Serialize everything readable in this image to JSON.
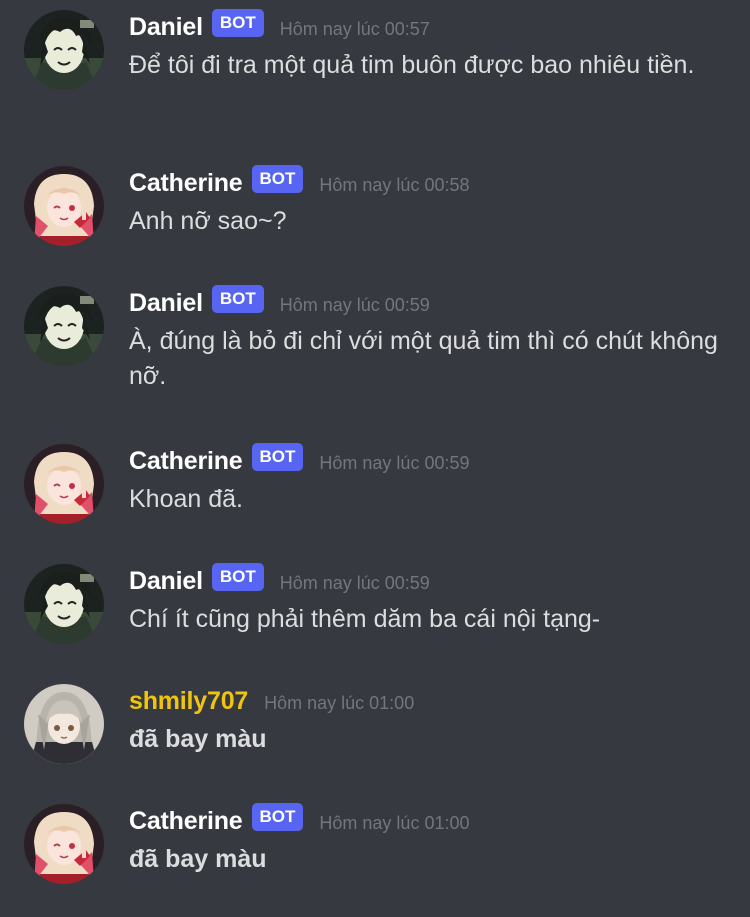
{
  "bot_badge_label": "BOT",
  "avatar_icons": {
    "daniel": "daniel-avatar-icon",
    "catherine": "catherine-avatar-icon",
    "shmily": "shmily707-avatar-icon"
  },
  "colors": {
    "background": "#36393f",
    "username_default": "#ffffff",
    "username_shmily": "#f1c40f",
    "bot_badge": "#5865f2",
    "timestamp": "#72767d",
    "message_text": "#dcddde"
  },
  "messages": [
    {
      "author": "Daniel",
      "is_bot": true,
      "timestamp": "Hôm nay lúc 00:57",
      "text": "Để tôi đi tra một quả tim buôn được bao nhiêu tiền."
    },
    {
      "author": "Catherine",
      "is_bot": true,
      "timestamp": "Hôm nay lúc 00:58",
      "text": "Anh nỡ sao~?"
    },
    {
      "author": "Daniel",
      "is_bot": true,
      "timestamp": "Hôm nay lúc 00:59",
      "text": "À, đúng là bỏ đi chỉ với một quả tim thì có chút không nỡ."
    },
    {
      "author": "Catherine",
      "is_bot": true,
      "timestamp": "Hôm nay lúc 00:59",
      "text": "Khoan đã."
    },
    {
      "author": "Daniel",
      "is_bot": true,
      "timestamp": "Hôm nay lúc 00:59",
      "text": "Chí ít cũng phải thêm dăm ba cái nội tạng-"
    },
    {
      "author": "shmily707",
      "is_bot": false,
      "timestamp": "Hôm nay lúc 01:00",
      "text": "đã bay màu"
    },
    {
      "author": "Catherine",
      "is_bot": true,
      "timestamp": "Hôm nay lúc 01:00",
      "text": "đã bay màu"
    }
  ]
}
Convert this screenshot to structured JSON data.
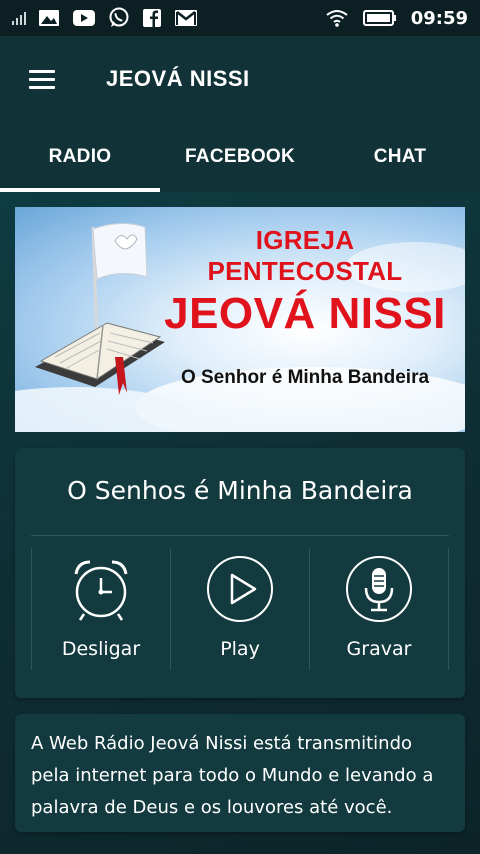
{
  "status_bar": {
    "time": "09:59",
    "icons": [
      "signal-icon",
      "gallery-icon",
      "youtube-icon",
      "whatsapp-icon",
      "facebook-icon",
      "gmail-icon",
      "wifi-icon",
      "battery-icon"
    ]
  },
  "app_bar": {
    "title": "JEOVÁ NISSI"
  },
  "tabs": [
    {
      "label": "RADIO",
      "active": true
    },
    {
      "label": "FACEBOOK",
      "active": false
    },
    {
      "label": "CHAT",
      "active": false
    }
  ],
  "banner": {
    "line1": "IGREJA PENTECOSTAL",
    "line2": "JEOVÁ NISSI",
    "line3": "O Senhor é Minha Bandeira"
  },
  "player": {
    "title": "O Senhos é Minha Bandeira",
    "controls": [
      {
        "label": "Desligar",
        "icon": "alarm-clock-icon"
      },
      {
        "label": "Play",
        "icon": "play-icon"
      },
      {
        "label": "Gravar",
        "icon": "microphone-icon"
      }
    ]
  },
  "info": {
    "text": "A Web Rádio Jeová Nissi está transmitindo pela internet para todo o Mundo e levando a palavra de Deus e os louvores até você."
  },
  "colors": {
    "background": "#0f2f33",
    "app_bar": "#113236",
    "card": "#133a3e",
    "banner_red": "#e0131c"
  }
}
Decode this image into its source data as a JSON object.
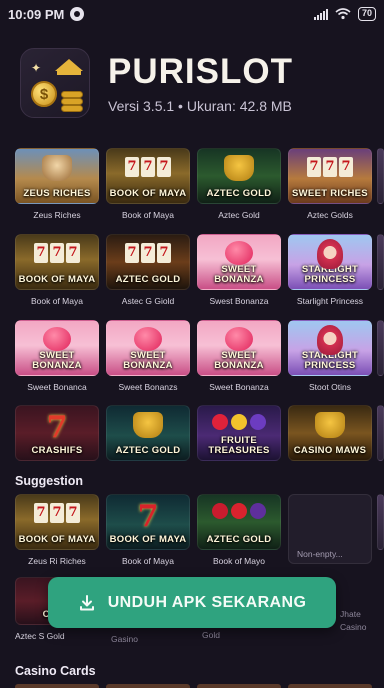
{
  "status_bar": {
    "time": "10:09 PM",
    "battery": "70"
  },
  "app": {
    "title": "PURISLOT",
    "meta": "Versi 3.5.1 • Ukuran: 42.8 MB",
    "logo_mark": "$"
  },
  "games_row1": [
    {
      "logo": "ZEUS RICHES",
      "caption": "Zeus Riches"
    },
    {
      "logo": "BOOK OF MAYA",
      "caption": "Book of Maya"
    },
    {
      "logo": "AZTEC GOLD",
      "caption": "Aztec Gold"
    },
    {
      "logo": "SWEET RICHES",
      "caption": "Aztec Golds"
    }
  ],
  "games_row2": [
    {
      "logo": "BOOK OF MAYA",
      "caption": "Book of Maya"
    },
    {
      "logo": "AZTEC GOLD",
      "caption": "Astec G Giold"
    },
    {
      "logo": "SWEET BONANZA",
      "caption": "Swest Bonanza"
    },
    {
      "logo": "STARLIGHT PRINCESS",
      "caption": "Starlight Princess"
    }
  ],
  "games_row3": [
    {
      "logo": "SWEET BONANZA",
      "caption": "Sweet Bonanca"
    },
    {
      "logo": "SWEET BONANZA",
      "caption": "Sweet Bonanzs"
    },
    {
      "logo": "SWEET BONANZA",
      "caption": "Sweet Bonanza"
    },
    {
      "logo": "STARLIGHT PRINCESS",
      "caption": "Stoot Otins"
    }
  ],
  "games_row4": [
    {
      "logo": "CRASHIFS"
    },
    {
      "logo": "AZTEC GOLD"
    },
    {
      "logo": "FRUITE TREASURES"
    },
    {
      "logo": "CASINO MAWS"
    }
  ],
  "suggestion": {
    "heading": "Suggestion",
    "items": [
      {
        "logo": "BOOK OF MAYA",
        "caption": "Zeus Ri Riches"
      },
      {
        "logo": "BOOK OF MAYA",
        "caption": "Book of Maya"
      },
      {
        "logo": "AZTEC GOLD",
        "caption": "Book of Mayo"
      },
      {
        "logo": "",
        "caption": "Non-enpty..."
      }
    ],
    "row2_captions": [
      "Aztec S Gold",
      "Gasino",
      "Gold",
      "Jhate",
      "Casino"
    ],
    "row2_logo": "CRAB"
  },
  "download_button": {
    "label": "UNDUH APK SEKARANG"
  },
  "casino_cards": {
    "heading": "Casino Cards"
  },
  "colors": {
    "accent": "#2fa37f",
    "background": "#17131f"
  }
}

...

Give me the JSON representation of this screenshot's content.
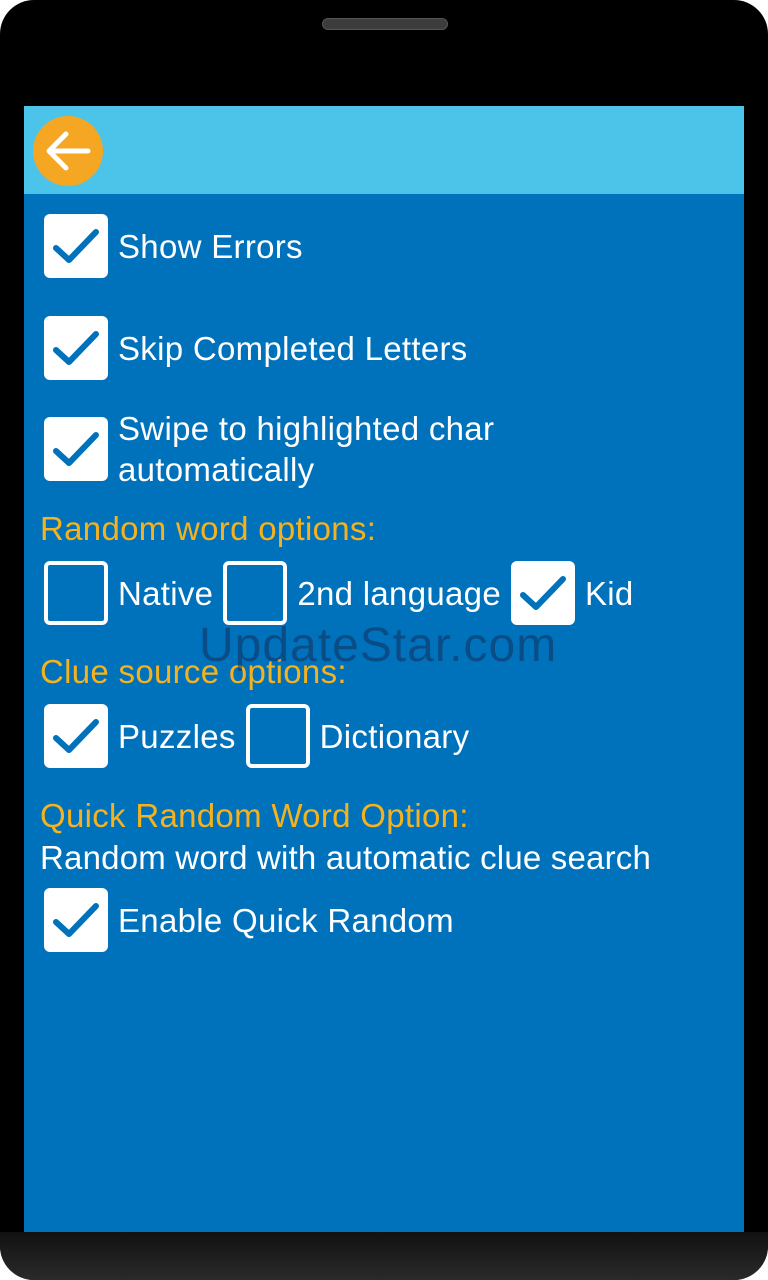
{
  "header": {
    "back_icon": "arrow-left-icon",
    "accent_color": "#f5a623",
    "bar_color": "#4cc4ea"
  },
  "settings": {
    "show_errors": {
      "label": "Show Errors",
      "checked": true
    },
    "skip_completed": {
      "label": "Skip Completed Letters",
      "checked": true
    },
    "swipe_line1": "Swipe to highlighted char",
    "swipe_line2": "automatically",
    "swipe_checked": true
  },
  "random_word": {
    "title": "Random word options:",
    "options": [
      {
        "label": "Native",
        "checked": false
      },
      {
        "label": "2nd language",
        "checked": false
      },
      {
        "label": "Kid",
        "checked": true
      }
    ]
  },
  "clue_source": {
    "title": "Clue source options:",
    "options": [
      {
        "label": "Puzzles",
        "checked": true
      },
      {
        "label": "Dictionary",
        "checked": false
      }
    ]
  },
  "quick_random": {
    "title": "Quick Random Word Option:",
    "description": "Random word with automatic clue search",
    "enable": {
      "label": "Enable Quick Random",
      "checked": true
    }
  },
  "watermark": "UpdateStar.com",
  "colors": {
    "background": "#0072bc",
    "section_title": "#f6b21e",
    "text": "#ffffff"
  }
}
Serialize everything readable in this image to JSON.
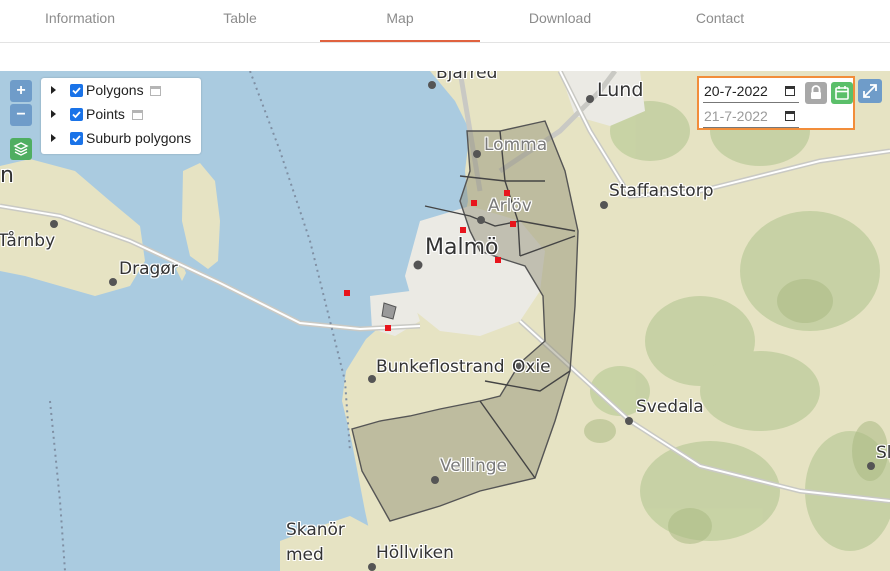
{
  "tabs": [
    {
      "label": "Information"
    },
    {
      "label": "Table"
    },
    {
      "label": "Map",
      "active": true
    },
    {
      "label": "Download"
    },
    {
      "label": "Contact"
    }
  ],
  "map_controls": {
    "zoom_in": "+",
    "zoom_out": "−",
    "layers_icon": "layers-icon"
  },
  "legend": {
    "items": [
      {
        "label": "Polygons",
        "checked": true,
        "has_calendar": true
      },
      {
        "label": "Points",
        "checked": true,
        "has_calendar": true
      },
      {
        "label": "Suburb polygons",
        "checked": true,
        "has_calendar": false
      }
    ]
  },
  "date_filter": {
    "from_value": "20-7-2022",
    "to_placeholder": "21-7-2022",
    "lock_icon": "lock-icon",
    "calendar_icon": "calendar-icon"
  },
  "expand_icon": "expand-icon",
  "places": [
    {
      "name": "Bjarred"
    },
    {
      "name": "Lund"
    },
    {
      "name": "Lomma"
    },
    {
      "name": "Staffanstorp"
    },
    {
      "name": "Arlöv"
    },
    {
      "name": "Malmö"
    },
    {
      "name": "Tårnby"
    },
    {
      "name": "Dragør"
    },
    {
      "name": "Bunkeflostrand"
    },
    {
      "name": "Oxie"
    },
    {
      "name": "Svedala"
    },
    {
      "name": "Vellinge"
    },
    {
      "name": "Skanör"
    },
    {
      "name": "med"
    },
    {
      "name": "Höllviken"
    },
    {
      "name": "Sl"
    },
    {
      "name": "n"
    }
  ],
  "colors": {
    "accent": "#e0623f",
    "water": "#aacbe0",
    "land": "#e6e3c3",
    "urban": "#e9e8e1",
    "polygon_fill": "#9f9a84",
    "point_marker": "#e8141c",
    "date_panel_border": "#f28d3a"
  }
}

--

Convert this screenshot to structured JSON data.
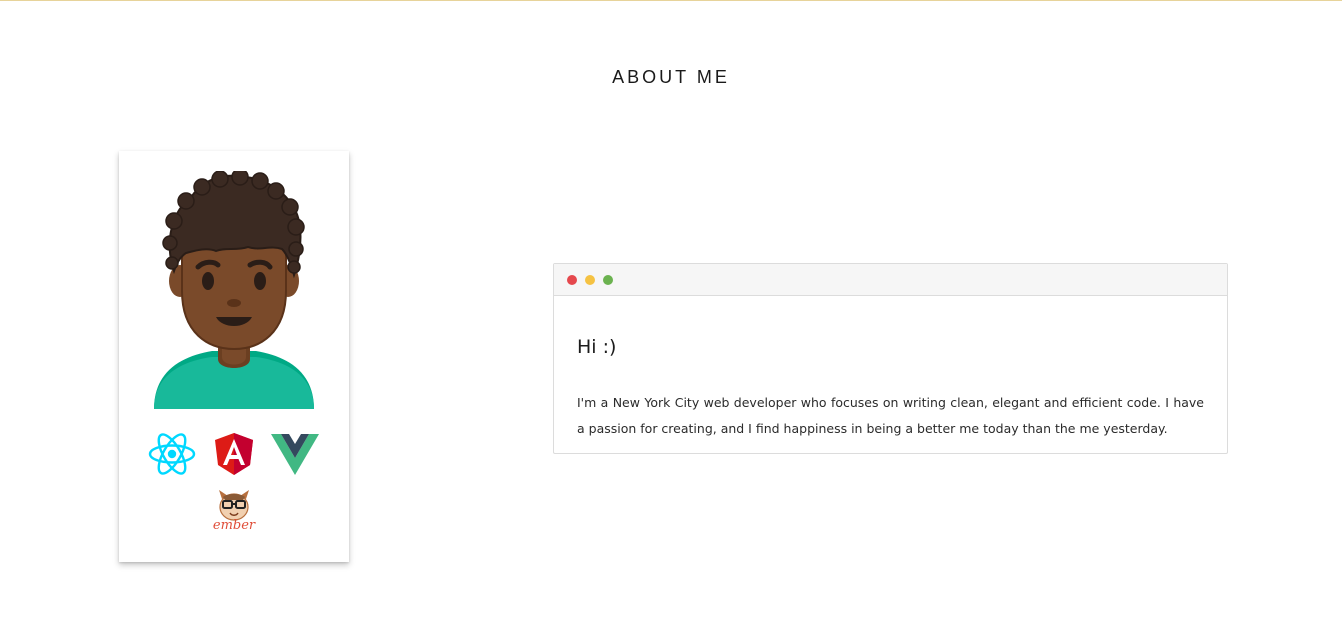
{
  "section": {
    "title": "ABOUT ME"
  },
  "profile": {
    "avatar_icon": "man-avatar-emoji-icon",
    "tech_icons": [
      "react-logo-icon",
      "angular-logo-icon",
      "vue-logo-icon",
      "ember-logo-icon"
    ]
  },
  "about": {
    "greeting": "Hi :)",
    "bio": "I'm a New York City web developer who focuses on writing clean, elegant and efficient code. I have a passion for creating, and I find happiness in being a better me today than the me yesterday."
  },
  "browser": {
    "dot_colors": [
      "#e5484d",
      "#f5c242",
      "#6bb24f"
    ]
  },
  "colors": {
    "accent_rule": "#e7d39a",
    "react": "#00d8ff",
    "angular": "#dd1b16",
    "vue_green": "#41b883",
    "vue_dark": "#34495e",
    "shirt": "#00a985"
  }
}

## Set task
Pull out all lines from the entries above in which the word "heading" appears.

## Output of the task
    "heading": "Suggestion",
    "heading": "Casino Cards"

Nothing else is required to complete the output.